- Requirements: Narrow the data below down to the lines containing "word".

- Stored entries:

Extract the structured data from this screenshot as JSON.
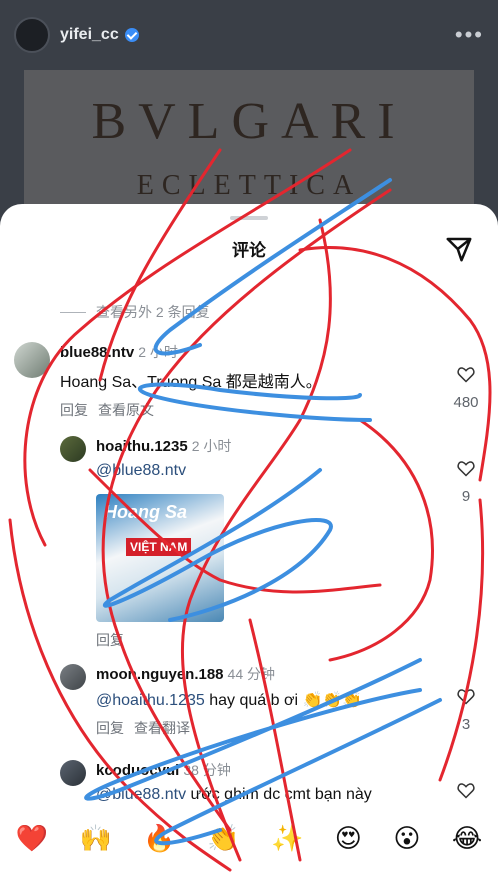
{
  "post": {
    "username": "yifei_cc",
    "ad_brand": "BVLGARI",
    "ad_subtitle": "ECLETTICA"
  },
  "sheet": {
    "title": "评论",
    "view_more_replies": "查看另外 2 条回复"
  },
  "comments": [
    {
      "username": "blue88.ntv",
      "time": "2 小时",
      "text": "Hoang Sa、Truong Sa 都是越南人。",
      "reply_label": "回复",
      "translate_label": "查看原文",
      "likes": "480"
    },
    {
      "username": "hoaithu.1235",
      "time": "2 小时",
      "mention": "@blue88.ntv",
      "sticker_title": "Hoang Sa",
      "sticker_sub": "VIỆT NAM",
      "reply_label": "回复",
      "likes": "9"
    },
    {
      "username": "moon.nguyen.188",
      "time": "44 分钟",
      "mention": "@hoaithu.1235",
      "text": " hay quá b ơi 👏👏👏",
      "reply_label": "回复",
      "translate_label": "查看翻译",
      "likes": "3"
    },
    {
      "username": "kcoduocvui",
      "time": "38 分钟",
      "mention": "@blue88.ntv",
      "text": " ước ghim dc cmt bạn này"
    }
  ],
  "emoji_bar": [
    "❤️",
    "🙌",
    "🔥",
    "👏",
    "✨",
    "😍",
    "😮",
    "😂"
  ],
  "colors": {
    "red_scribble": "#e3262f",
    "blue_scribble": "#3d8fe0"
  }
}
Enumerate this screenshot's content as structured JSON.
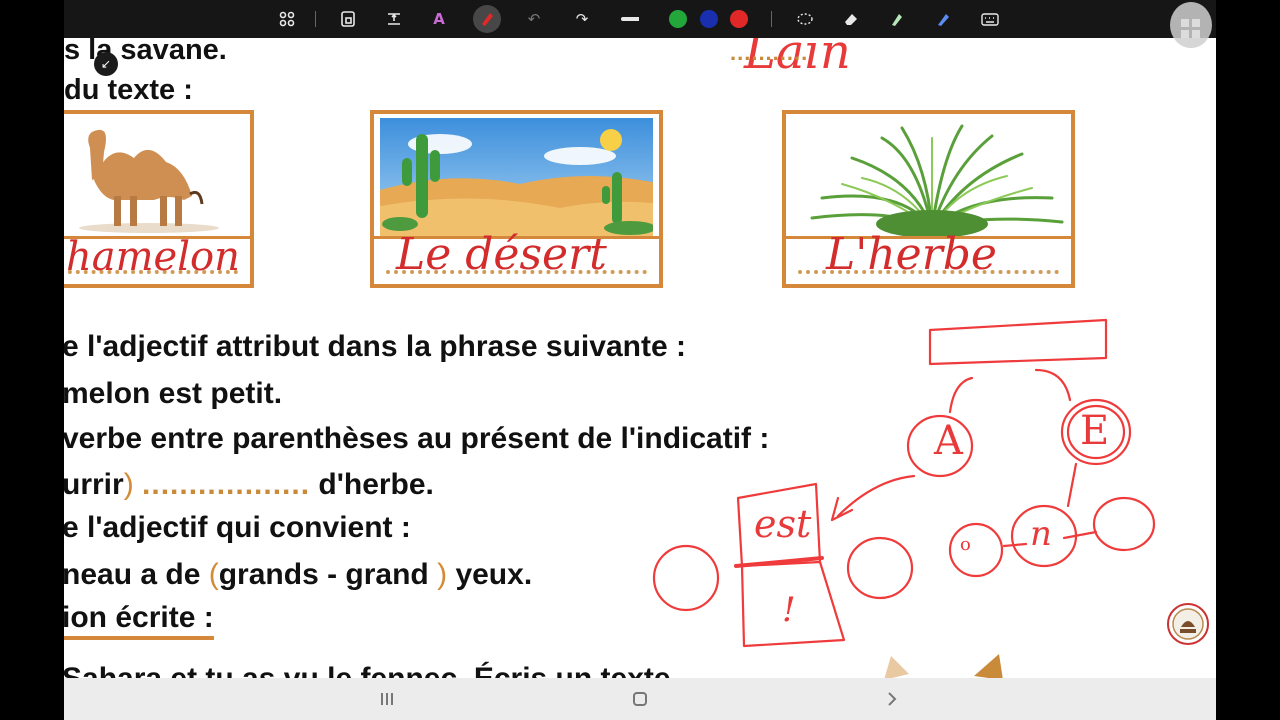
{
  "toolbar": {
    "icons": [
      "apps-icon",
      "lock-icon",
      "text-tool-icon",
      "lasso-text-icon",
      "pen-icon",
      "undo-icon",
      "redo-icon",
      "stroke-width-icon",
      "lasso-select-icon",
      "eraser-icon",
      "highlighter-icon",
      "pencil-icon",
      "keyboard-icon"
    ],
    "colors": {
      "green": "#23a73a",
      "blue": "#1a2fb0",
      "red": "#e12828"
    }
  },
  "worksheet": {
    "line_savane": "s la savane.",
    "line_texte": "du texte :",
    "handwriting_top": "Lain",
    "top_dots": "...........",
    "cards": [
      {
        "word": "hamelon",
        "name": "camel"
      },
      {
        "word": "Le désert",
        "name": "desert"
      },
      {
        "word": "L'herbe",
        "name": "grass"
      }
    ],
    "q1": "e l'adjectif attribut dans la phrase suivante :",
    "q1_sentence": "melon est petit.",
    "q2": "verbe entre parenthèses au présent de l'indicatif :",
    "q2_part1": "urrir",
    "q2_paren": ")",
    "q2_dots": "..................",
    "q2_part2": "d'herbe.",
    "q3": "e l'adjectif qui convient :",
    "q3_part1": "neau a de",
    "q3_open": "(",
    "q3_choice": "grands - grand",
    "q3_close": ")",
    "q3_part2": "yeux.",
    "section": "ion écrite :",
    "bottom_line": "Sahara et tu as vu le fennec. Écris un texte"
  },
  "annotations": {
    "a": "A",
    "e": "E",
    "est": "est",
    "excl": "!",
    "o_small": "o",
    "n": "n"
  }
}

- The answer:
        "word": "hamelon",
        "word": "Le désert",
        "word": "L'herbe",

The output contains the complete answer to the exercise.